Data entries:
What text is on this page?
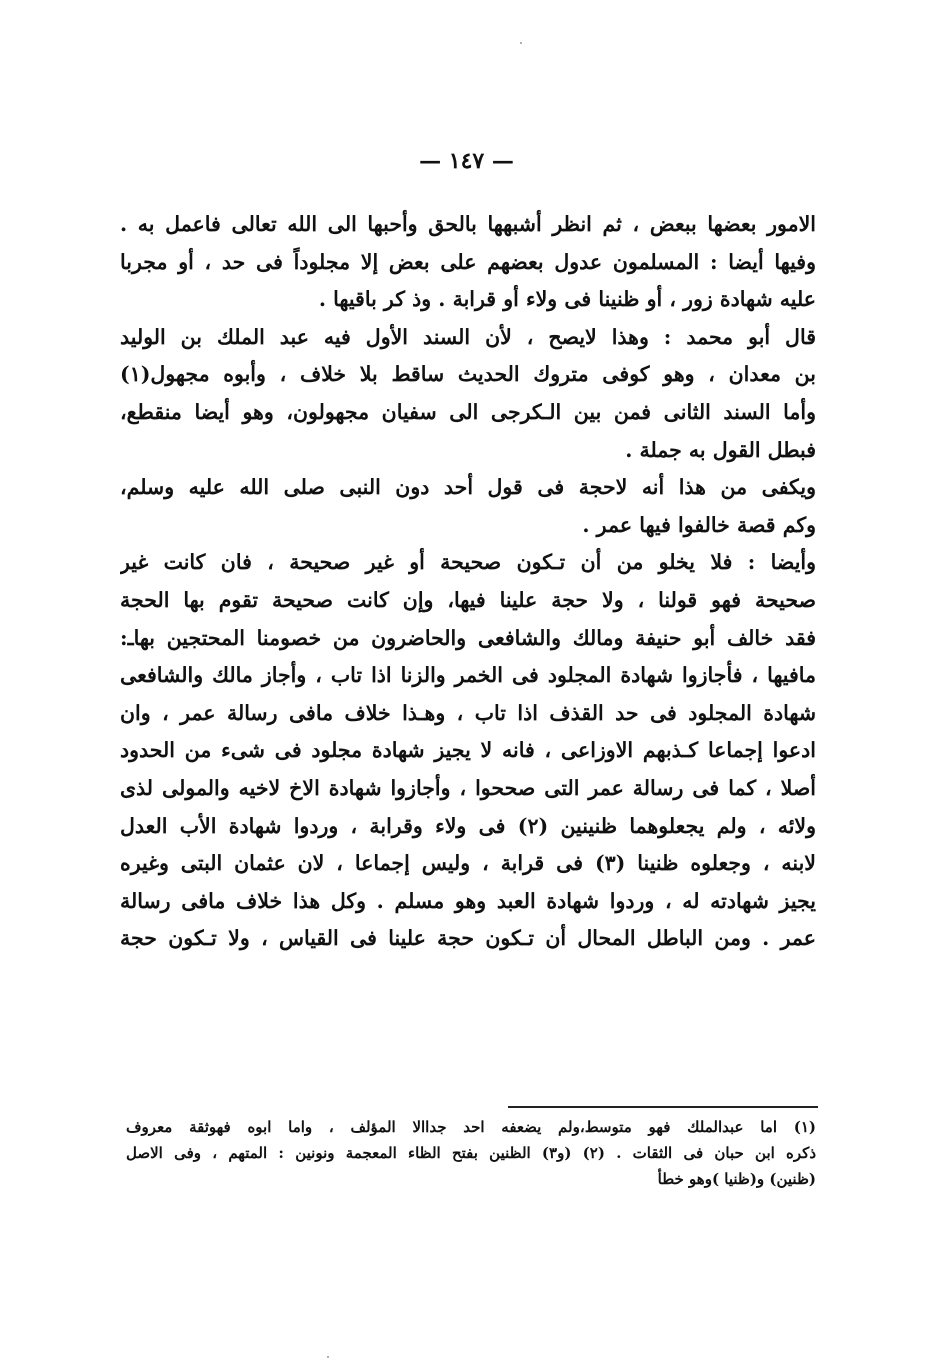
— ١٤٧ —
الامور بعضها ببعض ، ثم انظر أشبهها بالحق وأحبها الى الله تعالى فاعمل به .
وفيها أيضا : المسلمون عدول بعضهم على بعض إلا مجلوداً فى حد ، أو مجربا
عليه شهادة زور ، أو ظنينا فى ولاء أو قرابة . وذ كر باقيها .
قال أبو محمد : وهذا لايصح ، لأن السند الأول فيه عبد الملك بن الوليد
بن معدان ، وهو كوفى متروك الحديث ساقط بلا خلاف ، وأبوه مجهول(١)
وأما السند الثانى فمن بين الـكرجى الى سفيان مجهولون، وهو أيضا منقطع،
فبطل القول به جملة .
ويكفى من هذا أنه لاحجة فى قول أحد دون النبى صلى الله عليه وسلم،
وكم قصة خالفوا فيها عمر .
وأيضا : فلا يخلو من أن تـكون صحيحة أو غير صحيحة ، فان كانت غير
صحيحة فهو قولنا ، ولا حجة علينا فيها، وإن كانت صحيحة تقوم بها الحجة
فقد خالف أبو حنيفة ومالك والشافعى والحاضرون من خصومنا المحتجين بهاـ:
مافيها ، فأجازوا شهادة المجلود فى الخمر والزنا اذا تاب ، وأجاز مالك والشافعى
شهادة المجلود فى حد القذف اذا تاب ، وهـذا خلاف مافى رسالة عمر ، وان
ادعوا إجماعا كـذبهم الاوزاعى ، فانه لا يجيز شهادة مجلود فى شىء من الحدود
أصلا ، كما فى رسالة عمر التى صححوا ، وأجازوا شهادة الاخ لاخيه والمولى لذى
ولائه ، ولم يجعلوهما ظنينين (٢) فى ولاء وقرابة ، وردوا شهادة الأب العدل
لابنه ، وجعلوه ظنينا (٣) فى قرابة ، وليس إجماعا ، لان عثمان البتى وغيره
يجيز شهادته له ، وردوا شهادة العبد وهو مسلم . وكل هذا خلاف مافى رسالة
عمر . ومن الباطل المحال أن تـكون حجة علينا فى القياس ، ولا تـكون حجة
(١) اما عبدالملك فهو متوسط،ولم يضعفه احد جداالا المؤلف ، واما ابوه فهوثقة معروف
ذكره ابن حبان فى الثقات . (٢) (و٣) الظنين بفتح الظاء المعجمة ونونين : المتهم ، وفى الاصل
(ظنين) و(ظنيا )وهو خطأ
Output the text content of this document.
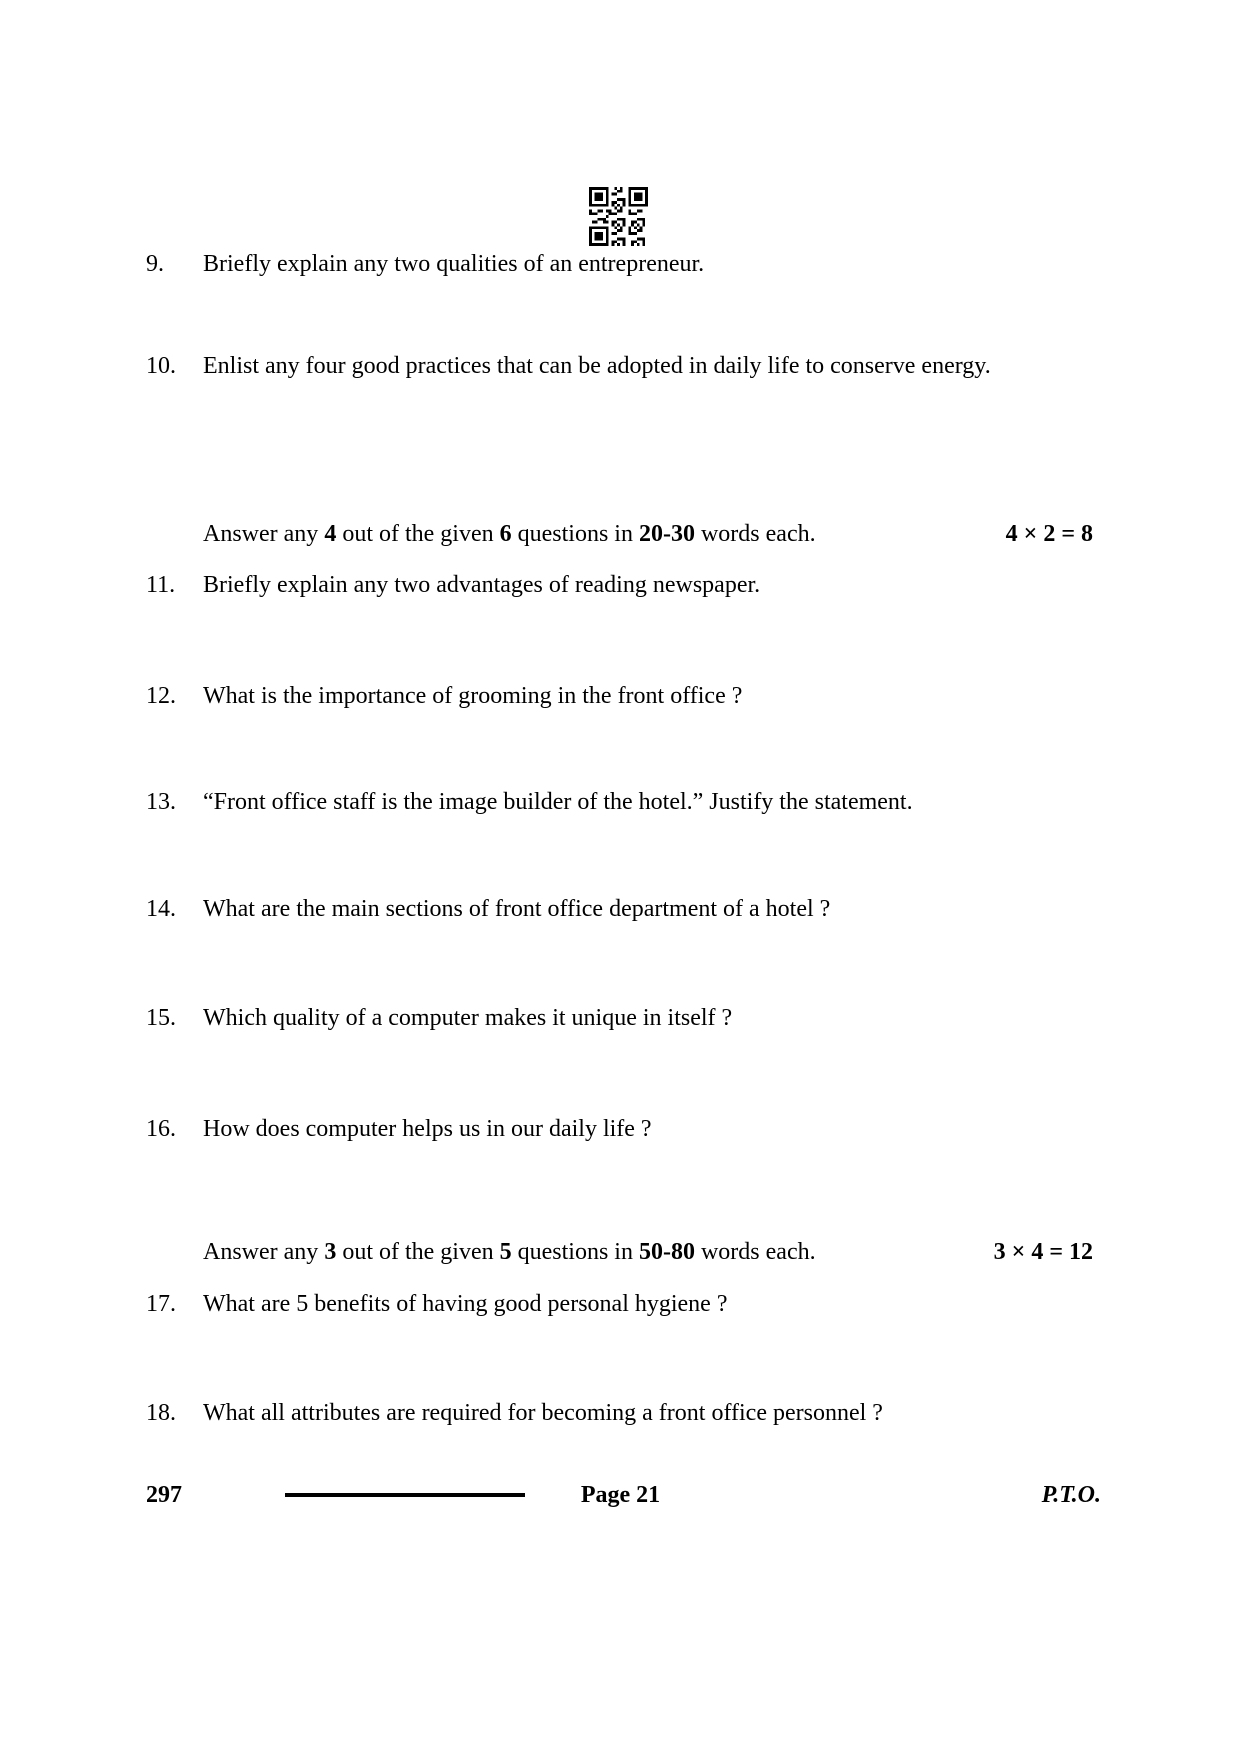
9. Briefly explain any two qualities of an entrepreneur.
10. Enlist any four good practices that can be adopted in daily life to conserve energy.
Answer any 4 out of the given 6 questions in 20-30 words each.	4 × 2 = 8
11. Briefly explain any two advantages of reading newspaper.
12. What is the importance of grooming in the front office ?
13. “Front office staff is the image builder of the hotel.” Justify the statement.
14. What are the main sections of front office department of a hotel ?
15. Which quality of a computer makes it unique in itself ?
16. How does computer helps us in our daily life ?
Answer any 3 out of the given 5 questions in 50-80 words each.	3 × 4 = 12
17. What are 5 benefits of having good personal hygiene ?
18. What all attributes are required for becoming a front office personnel ?
297	Page 21	P.T.O.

**Problem to solve:** Your copy should consist only of the lines from the line holding "Output the text content of this document." through the final line of the listing above, both included, with all pictures omitted.

**Written solution:**
Output the text content of this document.
9. Briefly explain any two qualities of an entrepreneur.
10. Enlist any four good practices that can be adopted in daily life to conserve energy.
Answer any 4 out of the given 6 questions in 20-30 words each.	4 × 2 = 8
11. Briefly explain any two advantages of reading newspaper.
12. What is the importance of grooming in the front office ?
13. “Front office staff is the image builder of the hotel.” Justify the statement.
14. What are the main sections of front office department of a hotel ?
15. Which quality of a computer makes it unique in itself ?
16. How does computer helps us in our daily life ?
Answer any 3 out of the given 5 questions in 50-80 words each.	3 × 4 = 12
17. What are 5 benefits of having good personal hygiene ?
18. What all attributes are required for becoming a front office personnel ?
297	Page 21	P.T.O.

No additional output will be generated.